►
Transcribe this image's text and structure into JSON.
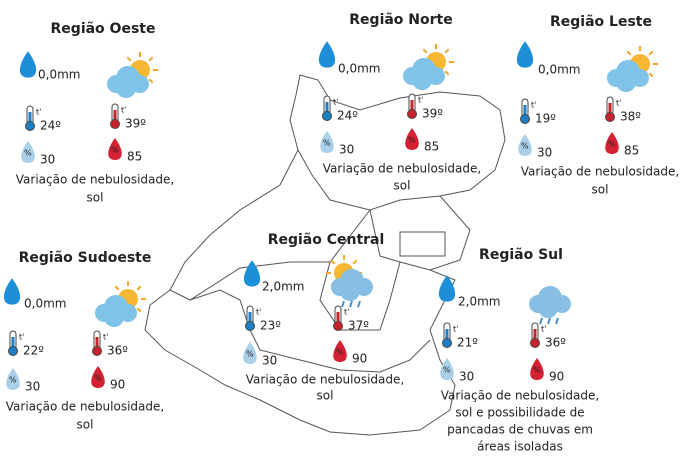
{
  "icon_labels": {
    "temperature": "t'",
    "humidity": "%"
  },
  "regions": [
    {
      "name": "Região Oeste",
      "rain": "0,0mm",
      "temp_min": "24º",
      "temp_max": "39º",
      "humidity_min": "30",
      "humidity_max": "85",
      "description": [
        "Variação de nebulosidade,",
        "sol"
      ]
    },
    {
      "name": "Região Norte",
      "rain": "0,0mm",
      "temp_min": "24º",
      "temp_max": "39º",
      "humidity_min": "30",
      "humidity_max": "85",
      "description": [
        "Variação de nebulosidade,",
        "sol"
      ]
    },
    {
      "name": "Região Leste",
      "rain": "0,0mm",
      "temp_min": "19º",
      "temp_max": "38º",
      "humidity_min": "30",
      "humidity_max": "85",
      "description": [
        "Variação de nebulosidade,",
        "sol"
      ]
    },
    {
      "name": "Região Sudoeste",
      "rain": "0,0mm",
      "temp_min": "22º",
      "temp_max": "36º",
      "humidity_min": "30",
      "humidity_max": "90",
      "description": [
        "Variação de nebulosidade,",
        "sol"
      ]
    },
    {
      "name": "Região Central",
      "rain": "2,0mm",
      "temp_min": "23º",
      "temp_max": "37º",
      "humidity_min": "30",
      "humidity_max": "90",
      "description": [
        "Variação de nebulosidade,",
        "sol"
      ]
    },
    {
      "name": "Região Sul",
      "rain": "2,0mm",
      "temp_min": "21º",
      "temp_max": "36º",
      "humidity_min": "30",
      "humidity_max": "90",
      "description": [
        "Variação de nebulosidade,",
        "sol e  possibilidade de",
        "pancadas de chuvas em",
        "áreas isoladas"
      ]
    }
  ]
}
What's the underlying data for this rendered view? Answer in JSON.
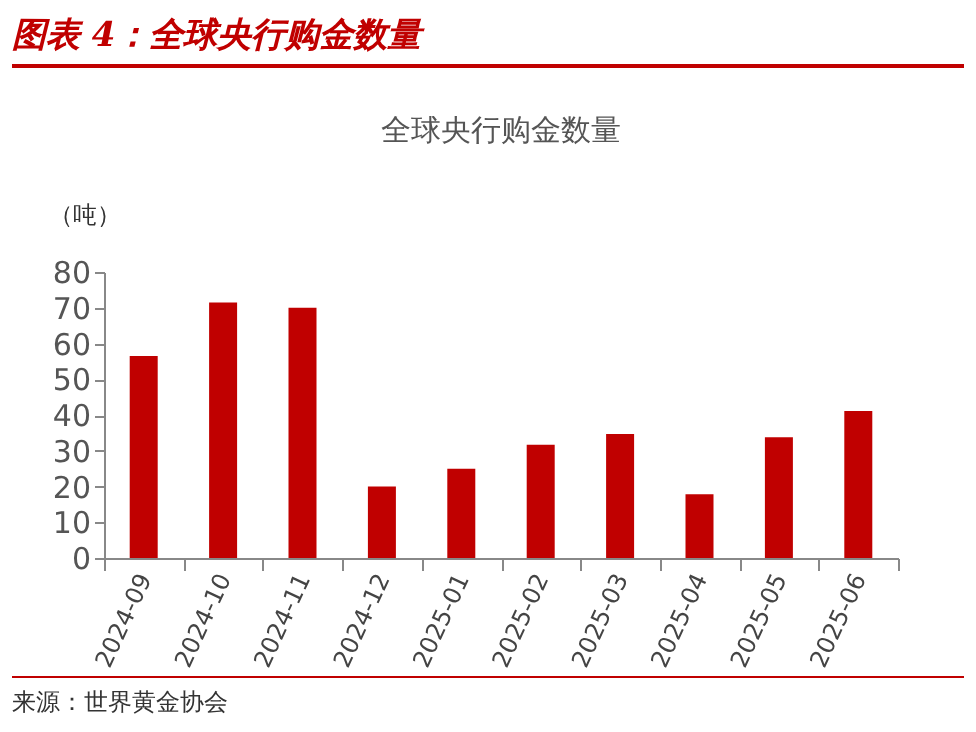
{
  "chart_data": {
    "type": "bar",
    "title": "全球央行购金数量",
    "ylabel": "（吨）",
    "categories": [
      "2024-09",
      "2024-10",
      "2024-11",
      "2024-12",
      "2025-01",
      "2025-02",
      "2025-03",
      "2025-04",
      "2025-05",
      "2025-06"
    ],
    "values": [
      56.5,
      71.5,
      70,
      20,
      25,
      31.7,
      34.7,
      17.8,
      33.8,
      41.1
    ],
    "color": "#c00000",
    "ylim": [
      0,
      80
    ],
    "yticks": [
      0,
      10,
      20,
      30,
      40,
      50,
      60,
      70,
      80
    ],
    "grid": false,
    "annotations": [
      "图表 4：全球央行购金数量",
      "来源：世界黄金协会"
    ]
  }
}
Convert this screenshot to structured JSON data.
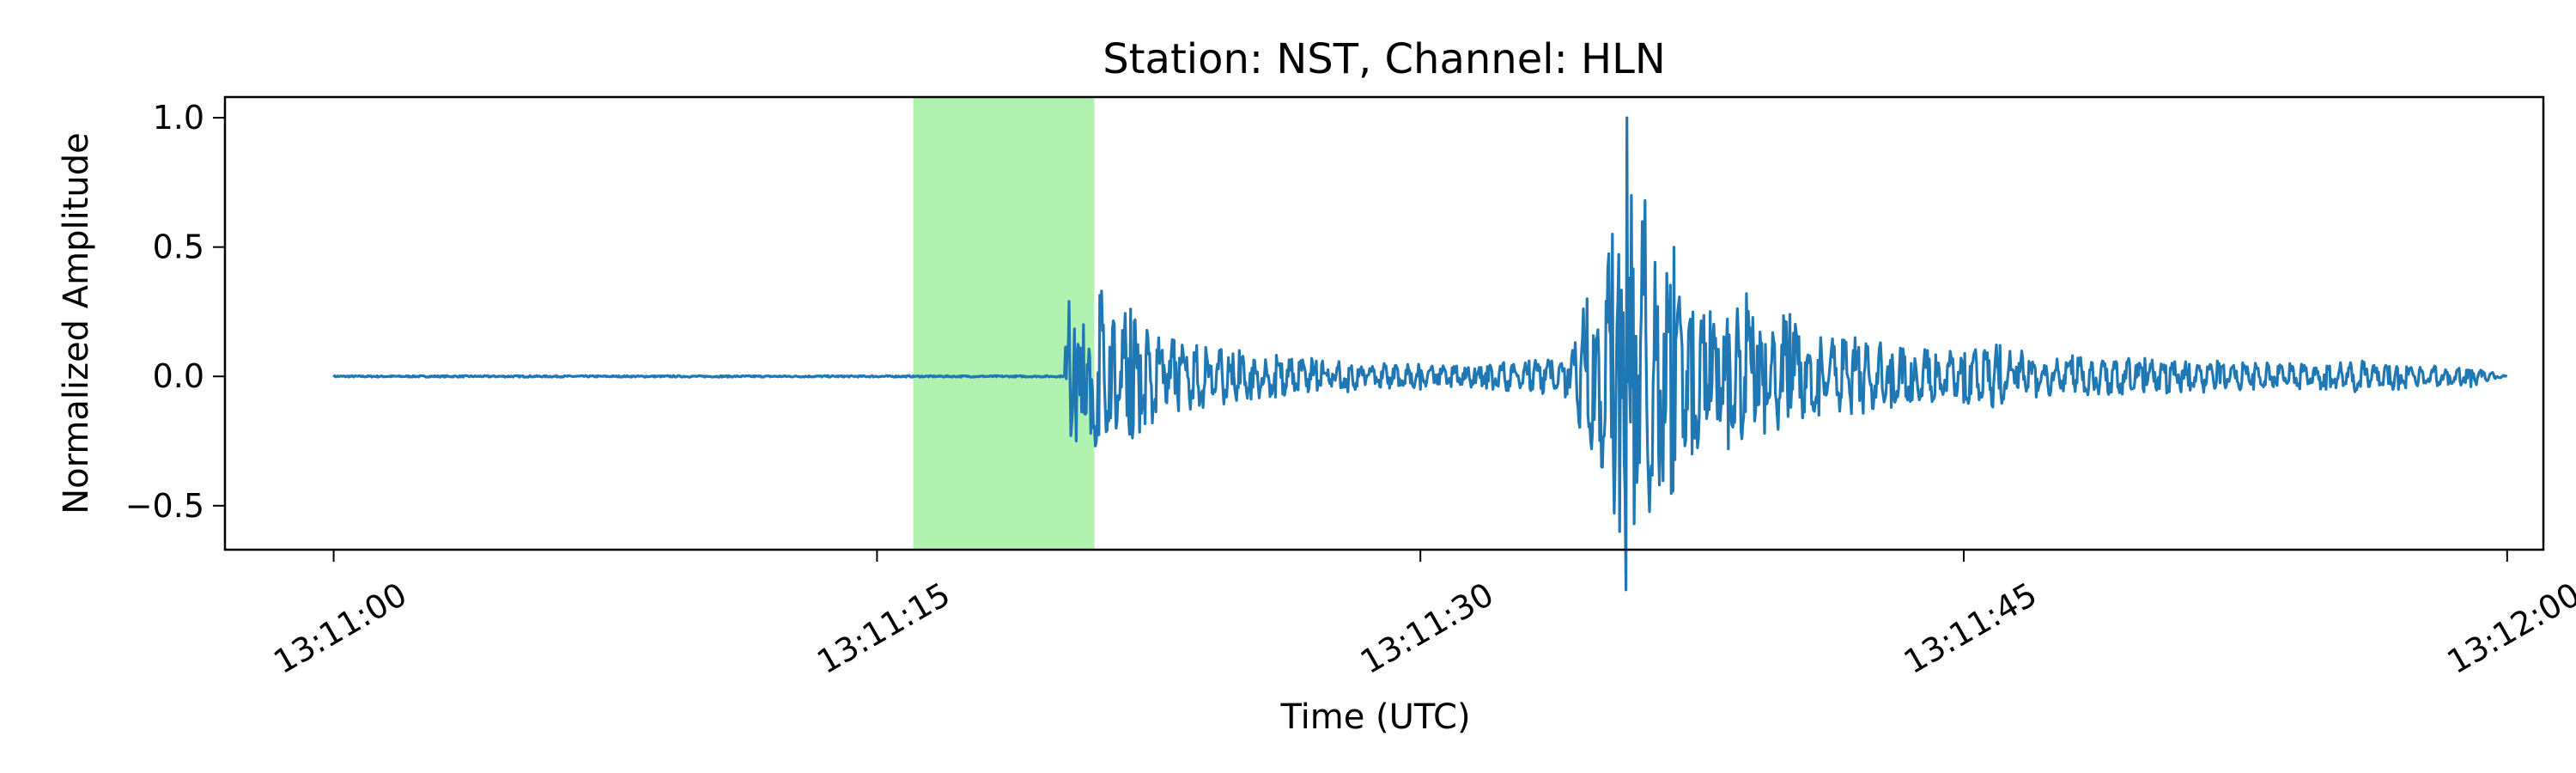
{
  "chart_data": {
    "type": "line",
    "title": "Station: NST, Channel: HLN",
    "xlabel": "Time (UTC)",
    "ylabel": "Normalized Amplitude",
    "x_axis": {
      "start": "13:11:00",
      "end": "13:12:00",
      "xlim_seconds": [
        -3,
        61
      ],
      "ticks": [
        {
          "label": "13:11:00",
          "t": 0
        },
        {
          "label": "13:11:15",
          "t": 15
        },
        {
          "label": "13:11:30",
          "t": 30
        },
        {
          "label": "13:11:45",
          "t": 45
        },
        {
          "label": "13:12:00",
          "t": 60
        }
      ]
    },
    "y_axis": {
      "ylim": [
        -0.67,
        1.08
      ],
      "ticks": [
        {
          "label": "1.0",
          "v": 1.0
        },
        {
          "label": "0.5",
          "v": 0.5
        },
        {
          "label": "0.0",
          "v": 0.0
        },
        {
          "label": "−0.5",
          "v": -0.5
        }
      ]
    },
    "highlight": {
      "color": "#b2f2b0",
      "x_start": "13:11:16",
      "x_end": "13:11:21"
    },
    "series": [
      {
        "color": "#1f77b4",
        "x": [
          0,
          20.1,
          20.3,
          20.5,
          20.7,
          20.9,
          21.2,
          21.6,
          22.0,
          22.6,
          23.2,
          24.0,
          25.0,
          26.0,
          27.0,
          28.0,
          29.0,
          30.0,
          31.0,
          32.0,
          33.0,
          34.0,
          34.6,
          35.0,
          35.3,
          35.5,
          35.7,
          35.9,
          36.2,
          36.6,
          37.0,
          37.5,
          38.0,
          38.5,
          39.0,
          39.5,
          40.2,
          41.0,
          42.0,
          43.0,
          44.0,
          45.0,
          46.0,
          47.0,
          48.0,
          49.0,
          50.0,
          51.0,
          52.0,
          53.0,
          54.0,
          55.0,
          56.0,
          57.0,
          58.0,
          59.0,
          60.0
        ],
        "y": [
          0.0,
          0.0,
          0.29,
          -0.25,
          0.2,
          -0.22,
          0.33,
          -0.2,
          0.26,
          -0.18,
          0.14,
          -0.12,
          0.1,
          -0.08,
          0.07,
          -0.06,
          0.05,
          -0.05,
          0.04,
          -0.05,
          0.06,
          -0.08,
          0.3,
          -0.35,
          0.55,
          -0.6,
          1.0,
          -0.57,
          0.68,
          -0.42,
          0.5,
          -0.3,
          0.25,
          -0.28,
          0.32,
          -0.22,
          0.24,
          -0.15,
          0.15,
          -0.12,
          0.1,
          -0.1,
          0.12,
          -0.08,
          0.08,
          -0.07,
          0.07,
          -0.06,
          0.06,
          -0.05,
          0.05,
          -0.05,
          0.06,
          -0.05,
          0.04,
          -0.04,
          0.0
        ]
      }
    ]
  }
}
◄
* What is being asked
For the entries above, count the lines that contain the string "Região", and state that number without further comment.

* Task output
6